» Request:
Keep only the lines where "Output" appears.

» Rows from a dataset:

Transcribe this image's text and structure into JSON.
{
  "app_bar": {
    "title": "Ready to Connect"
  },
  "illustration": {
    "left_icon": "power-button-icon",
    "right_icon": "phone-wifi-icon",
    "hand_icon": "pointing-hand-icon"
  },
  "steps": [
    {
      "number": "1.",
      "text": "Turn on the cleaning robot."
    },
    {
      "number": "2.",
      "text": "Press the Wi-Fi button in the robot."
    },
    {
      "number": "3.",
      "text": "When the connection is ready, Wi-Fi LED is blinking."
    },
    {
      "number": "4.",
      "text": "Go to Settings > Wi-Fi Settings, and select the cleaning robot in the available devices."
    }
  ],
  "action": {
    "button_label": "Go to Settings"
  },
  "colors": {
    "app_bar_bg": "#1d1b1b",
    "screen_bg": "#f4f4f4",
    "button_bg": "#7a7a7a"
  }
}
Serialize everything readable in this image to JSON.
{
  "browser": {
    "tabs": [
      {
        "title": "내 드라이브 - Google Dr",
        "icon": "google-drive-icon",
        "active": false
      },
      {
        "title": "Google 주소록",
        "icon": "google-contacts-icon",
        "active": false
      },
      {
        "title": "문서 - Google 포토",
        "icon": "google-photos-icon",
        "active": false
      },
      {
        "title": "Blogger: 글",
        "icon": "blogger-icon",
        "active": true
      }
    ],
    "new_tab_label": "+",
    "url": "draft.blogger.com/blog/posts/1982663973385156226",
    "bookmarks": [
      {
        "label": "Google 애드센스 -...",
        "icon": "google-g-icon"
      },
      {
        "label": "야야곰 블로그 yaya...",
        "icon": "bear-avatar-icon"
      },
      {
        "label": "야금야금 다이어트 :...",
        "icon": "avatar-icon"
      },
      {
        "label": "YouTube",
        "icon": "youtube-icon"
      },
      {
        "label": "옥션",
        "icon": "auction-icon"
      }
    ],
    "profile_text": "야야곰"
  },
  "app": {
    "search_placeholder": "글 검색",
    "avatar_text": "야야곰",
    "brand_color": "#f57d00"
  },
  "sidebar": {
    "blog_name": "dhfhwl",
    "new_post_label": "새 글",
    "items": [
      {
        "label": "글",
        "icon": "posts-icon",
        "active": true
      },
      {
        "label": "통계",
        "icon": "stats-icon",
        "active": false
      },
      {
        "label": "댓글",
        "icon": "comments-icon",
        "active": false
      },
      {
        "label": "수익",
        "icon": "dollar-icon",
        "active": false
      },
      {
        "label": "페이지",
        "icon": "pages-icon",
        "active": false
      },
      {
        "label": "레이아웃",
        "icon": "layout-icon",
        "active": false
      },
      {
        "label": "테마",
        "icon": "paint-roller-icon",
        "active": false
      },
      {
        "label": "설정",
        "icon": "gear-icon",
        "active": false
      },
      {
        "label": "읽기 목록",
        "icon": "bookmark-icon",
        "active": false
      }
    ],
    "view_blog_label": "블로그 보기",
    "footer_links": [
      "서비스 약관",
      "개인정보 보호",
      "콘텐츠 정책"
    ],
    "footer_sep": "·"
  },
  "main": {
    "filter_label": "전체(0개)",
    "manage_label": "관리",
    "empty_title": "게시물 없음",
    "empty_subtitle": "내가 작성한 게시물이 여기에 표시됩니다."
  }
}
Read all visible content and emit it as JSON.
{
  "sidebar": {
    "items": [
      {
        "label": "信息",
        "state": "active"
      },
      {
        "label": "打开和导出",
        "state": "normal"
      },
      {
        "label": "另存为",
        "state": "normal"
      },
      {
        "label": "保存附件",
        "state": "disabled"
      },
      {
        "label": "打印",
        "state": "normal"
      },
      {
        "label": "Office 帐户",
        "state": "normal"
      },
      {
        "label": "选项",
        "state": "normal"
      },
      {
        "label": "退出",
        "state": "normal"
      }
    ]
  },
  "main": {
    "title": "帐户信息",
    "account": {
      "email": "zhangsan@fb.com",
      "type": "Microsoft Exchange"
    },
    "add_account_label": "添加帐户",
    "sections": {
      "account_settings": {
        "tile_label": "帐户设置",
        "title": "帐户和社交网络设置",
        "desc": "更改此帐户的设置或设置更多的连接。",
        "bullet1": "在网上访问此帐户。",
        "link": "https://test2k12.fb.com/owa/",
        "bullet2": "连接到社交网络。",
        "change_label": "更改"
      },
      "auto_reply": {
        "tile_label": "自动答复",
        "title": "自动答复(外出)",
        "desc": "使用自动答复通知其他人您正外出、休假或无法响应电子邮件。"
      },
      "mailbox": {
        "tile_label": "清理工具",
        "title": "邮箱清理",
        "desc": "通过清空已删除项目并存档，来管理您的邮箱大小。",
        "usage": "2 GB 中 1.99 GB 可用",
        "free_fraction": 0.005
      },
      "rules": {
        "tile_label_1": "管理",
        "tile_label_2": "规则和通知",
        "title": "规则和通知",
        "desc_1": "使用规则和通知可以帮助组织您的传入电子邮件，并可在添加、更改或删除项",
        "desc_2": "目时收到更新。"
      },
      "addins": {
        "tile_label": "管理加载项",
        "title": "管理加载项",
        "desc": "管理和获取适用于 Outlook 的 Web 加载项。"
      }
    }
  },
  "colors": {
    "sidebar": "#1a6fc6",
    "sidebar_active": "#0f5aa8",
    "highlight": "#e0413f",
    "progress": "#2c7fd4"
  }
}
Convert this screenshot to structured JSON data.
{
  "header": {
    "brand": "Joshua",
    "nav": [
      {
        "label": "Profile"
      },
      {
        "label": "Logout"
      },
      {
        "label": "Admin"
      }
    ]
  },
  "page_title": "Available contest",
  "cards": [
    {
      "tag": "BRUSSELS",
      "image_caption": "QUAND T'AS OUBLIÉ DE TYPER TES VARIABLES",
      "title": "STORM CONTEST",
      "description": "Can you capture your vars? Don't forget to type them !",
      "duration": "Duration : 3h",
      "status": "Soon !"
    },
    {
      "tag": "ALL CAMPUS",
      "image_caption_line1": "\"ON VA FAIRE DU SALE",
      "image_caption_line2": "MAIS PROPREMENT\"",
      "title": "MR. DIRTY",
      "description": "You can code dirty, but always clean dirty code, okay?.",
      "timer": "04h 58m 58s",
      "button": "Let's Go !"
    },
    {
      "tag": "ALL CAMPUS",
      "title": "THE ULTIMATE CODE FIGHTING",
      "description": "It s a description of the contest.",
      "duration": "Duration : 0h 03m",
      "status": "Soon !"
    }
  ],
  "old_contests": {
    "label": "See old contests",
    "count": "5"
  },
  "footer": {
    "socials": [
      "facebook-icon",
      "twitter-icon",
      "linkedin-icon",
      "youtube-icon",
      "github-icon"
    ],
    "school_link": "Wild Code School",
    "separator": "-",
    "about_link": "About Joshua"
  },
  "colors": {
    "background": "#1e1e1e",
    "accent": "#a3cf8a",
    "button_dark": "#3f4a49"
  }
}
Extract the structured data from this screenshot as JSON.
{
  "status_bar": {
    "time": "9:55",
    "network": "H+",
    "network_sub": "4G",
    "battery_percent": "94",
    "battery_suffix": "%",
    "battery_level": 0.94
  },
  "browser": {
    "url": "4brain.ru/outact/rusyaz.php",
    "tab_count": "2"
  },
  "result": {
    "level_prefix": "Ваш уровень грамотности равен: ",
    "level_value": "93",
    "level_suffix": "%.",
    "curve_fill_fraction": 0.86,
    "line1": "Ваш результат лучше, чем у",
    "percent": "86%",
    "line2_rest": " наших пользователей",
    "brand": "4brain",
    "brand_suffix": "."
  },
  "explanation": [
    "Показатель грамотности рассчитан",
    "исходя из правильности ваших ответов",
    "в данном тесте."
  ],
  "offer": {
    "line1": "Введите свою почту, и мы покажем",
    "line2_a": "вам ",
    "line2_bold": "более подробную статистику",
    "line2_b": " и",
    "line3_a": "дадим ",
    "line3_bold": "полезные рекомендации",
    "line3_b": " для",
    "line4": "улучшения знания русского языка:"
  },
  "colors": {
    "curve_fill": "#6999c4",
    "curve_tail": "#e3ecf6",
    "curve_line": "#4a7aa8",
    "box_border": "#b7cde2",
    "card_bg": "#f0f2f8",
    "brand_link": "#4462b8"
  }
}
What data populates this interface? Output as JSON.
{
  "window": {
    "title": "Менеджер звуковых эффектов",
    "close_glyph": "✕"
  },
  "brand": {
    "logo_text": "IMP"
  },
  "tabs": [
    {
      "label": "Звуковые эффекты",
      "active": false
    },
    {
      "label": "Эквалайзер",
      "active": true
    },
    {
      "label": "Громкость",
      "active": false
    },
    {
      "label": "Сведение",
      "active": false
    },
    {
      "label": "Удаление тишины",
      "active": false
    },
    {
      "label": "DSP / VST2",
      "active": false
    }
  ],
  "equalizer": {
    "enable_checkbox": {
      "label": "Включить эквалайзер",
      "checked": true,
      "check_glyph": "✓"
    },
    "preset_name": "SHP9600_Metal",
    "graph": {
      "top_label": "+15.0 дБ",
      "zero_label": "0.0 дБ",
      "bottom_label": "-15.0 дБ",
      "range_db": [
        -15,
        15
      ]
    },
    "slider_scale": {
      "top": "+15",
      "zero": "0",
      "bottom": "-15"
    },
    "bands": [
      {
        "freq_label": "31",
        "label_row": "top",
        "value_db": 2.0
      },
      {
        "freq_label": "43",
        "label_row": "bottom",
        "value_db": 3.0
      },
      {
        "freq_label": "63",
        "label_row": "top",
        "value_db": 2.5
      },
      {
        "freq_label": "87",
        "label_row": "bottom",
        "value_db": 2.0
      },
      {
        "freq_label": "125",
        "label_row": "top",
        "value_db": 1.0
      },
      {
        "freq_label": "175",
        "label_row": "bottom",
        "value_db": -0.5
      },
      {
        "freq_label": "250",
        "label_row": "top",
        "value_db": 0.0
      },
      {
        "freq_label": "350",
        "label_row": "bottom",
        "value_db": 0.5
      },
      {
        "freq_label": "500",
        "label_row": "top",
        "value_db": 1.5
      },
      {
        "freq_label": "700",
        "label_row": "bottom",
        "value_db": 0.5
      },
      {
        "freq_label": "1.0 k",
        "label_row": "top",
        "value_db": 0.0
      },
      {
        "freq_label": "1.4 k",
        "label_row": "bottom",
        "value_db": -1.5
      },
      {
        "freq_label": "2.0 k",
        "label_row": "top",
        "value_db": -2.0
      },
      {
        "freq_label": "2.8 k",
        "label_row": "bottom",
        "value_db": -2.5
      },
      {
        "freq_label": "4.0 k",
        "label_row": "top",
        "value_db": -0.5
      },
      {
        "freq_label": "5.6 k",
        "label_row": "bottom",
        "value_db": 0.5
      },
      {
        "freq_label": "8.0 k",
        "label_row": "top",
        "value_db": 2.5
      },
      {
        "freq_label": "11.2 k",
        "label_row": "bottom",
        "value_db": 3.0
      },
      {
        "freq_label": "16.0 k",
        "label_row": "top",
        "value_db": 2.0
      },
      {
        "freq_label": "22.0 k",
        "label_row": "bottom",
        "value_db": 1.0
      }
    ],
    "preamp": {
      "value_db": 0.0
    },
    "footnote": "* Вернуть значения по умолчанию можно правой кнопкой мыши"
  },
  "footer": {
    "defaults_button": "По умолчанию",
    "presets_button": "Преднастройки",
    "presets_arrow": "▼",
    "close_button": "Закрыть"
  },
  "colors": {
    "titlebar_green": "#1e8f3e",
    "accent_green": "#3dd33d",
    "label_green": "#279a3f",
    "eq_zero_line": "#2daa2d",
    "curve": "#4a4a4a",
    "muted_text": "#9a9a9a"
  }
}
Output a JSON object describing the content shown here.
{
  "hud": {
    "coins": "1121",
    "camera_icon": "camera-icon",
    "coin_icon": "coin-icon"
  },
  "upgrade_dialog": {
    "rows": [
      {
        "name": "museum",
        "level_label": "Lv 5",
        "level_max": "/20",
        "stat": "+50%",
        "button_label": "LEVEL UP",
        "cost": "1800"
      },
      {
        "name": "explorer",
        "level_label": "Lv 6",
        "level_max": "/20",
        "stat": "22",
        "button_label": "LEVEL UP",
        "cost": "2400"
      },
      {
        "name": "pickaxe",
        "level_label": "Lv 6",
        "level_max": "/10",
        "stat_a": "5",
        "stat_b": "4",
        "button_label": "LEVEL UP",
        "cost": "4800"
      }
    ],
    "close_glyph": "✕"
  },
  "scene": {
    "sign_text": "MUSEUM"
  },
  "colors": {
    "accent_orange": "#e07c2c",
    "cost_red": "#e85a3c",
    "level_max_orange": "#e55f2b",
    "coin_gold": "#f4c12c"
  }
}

» Response to this task:
What data populates this interface? Output as JSON.
Output a JSON object describing the content shown here.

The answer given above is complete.